*** PAGE TEXT ***

Re: 2.4.22-pre lockups (now decoded oops for pre10)

From: Stephan von Krawczynski (skraw@ithnet.com)
Date: Wed Aug 06 2003 - 04:36:58 EST


On Wed, 6 Aug 2003 11:09:20 +0200
Willy Tarreau <willy@w.ods.org> wrote:

> On Wed, Aug 06, 2003 at 09:41:50AM +0200, Stephan von Krawczynski wrote:
>
> > Code; c0144b14 <__remove_from_queues+14/30>
> > 00000000 <_EIP>:
> > Code; c0144b14 <__remove_from_queues+14/30> <=====
> > 0: 89 02 mov %eax,(%edx) <=====
> > Code; c0144b16 <__remove_from_queues+16/30>
> > 2: c7 41 30 00 00 00 00 movl $0x0,0x30(%ecx)
> > Code; c0144b1d <__remove_from_queues+1d/30>
> > 9: 89 4c 24 04 mov %ecx,0x4(%esp,1)
> > Code; c0144b21 <__remove_from_queues+21/30>
> > d: e9 7a ff ff ff jmp ffffff8c <_EIP+0xffffff8c>
> > Code; c0144b26 <__remove_from_queues+26/30>
> > 12: 8d 76 00 lea 0x0(%esi),%esi
>
> once again, it's *pprev=next which is is causing trouble, with pprev=6 this
> time (fs/buffer.c:523). There really seems to be something playing badly with
> this...

*** End of PAGE TEXT ***

**PARTS OF THE EXERCISE:**
A – Can you print the lockup post from "On Wed, 6 Aug" to "00 movl $0x0,0x30(%ecx)", word for word?
B – In the lockup post, which file and line does Willy Tarreau give for the statement causing the trouble?

*** LISTED RECORDS ***

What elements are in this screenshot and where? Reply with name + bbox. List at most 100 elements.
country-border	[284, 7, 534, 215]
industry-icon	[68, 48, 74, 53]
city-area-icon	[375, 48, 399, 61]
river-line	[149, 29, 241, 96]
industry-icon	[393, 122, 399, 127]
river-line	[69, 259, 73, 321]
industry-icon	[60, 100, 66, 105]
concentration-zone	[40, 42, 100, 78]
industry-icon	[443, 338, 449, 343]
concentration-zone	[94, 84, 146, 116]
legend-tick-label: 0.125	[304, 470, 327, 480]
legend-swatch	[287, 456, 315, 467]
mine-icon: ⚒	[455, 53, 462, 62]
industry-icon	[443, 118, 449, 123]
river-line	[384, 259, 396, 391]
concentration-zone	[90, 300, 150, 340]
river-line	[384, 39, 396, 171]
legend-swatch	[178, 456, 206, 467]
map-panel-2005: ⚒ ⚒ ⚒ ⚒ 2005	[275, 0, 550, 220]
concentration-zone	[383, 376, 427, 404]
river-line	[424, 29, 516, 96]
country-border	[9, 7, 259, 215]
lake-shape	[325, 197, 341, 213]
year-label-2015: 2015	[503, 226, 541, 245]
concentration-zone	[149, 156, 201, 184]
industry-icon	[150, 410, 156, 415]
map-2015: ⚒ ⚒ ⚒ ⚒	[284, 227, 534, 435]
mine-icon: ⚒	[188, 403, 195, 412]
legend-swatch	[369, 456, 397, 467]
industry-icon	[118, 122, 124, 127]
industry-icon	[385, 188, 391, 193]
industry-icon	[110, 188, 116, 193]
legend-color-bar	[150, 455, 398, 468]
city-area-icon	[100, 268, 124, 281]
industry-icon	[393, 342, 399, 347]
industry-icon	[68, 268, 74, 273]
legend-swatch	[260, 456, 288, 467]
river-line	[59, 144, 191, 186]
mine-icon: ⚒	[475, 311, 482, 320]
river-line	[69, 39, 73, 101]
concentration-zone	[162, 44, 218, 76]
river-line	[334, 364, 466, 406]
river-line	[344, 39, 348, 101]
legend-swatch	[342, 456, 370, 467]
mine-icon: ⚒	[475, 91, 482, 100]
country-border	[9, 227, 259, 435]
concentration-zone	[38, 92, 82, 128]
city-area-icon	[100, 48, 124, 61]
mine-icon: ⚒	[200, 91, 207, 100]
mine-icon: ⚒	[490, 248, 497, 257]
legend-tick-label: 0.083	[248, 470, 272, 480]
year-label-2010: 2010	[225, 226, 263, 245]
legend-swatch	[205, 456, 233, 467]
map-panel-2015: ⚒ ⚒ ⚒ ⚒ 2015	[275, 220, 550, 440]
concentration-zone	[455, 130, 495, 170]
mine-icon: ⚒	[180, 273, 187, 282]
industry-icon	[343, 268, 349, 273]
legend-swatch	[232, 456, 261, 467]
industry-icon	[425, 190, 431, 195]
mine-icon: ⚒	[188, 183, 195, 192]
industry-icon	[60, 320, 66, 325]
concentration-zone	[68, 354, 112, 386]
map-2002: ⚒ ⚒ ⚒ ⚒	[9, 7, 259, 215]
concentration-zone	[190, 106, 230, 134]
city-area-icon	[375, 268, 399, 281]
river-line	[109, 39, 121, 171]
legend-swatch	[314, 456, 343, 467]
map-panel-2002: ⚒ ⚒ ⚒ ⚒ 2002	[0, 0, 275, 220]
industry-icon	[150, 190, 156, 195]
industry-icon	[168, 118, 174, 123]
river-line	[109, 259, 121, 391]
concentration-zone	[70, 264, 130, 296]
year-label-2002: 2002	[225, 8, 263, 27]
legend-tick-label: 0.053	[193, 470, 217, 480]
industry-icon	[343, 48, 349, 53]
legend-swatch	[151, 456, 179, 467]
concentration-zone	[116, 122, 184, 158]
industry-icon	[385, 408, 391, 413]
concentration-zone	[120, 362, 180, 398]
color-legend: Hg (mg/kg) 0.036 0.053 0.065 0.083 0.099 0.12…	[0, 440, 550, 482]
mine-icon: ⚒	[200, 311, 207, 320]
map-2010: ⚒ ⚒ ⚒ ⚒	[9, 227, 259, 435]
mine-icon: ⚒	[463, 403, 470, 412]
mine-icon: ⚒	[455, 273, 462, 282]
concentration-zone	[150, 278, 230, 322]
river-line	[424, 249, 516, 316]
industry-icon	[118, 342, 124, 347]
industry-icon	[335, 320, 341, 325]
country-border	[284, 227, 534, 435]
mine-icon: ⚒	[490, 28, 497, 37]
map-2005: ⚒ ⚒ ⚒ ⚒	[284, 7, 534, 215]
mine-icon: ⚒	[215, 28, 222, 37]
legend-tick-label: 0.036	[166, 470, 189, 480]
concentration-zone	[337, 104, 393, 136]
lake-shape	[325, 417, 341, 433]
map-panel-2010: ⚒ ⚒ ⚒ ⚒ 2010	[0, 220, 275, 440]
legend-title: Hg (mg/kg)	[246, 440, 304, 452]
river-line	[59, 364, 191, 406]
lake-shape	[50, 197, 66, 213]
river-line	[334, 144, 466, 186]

*** End of LISTED RECORDS ***

**ANSWERS FOR THE EXERCISE:**
A –
On Wed, 6 Aug 2003 11:09:20 +0200
Willy Tarreau <willy@w.ods.org> wrote:

> On Wed, Aug 06, 2003 at 09:41:50AM +0200, Stephan von Krawczynski wrote:
>
> > Code; c0144b14 <__remove_from_queues+14/30>
> > 00000000 <_EIP>:
> > Code; c0144b14 <__remove_from_queues+14/30> <=====
> > 0: 89 02 mov %eax,(%edx) <=====
> > Code; c0144b16 <__remove_from_queues+16/30>
> > 2: c7 41 30 00 00 00 00 movl $0x0,0x30(%ecx)

B – fs/buffer.c:523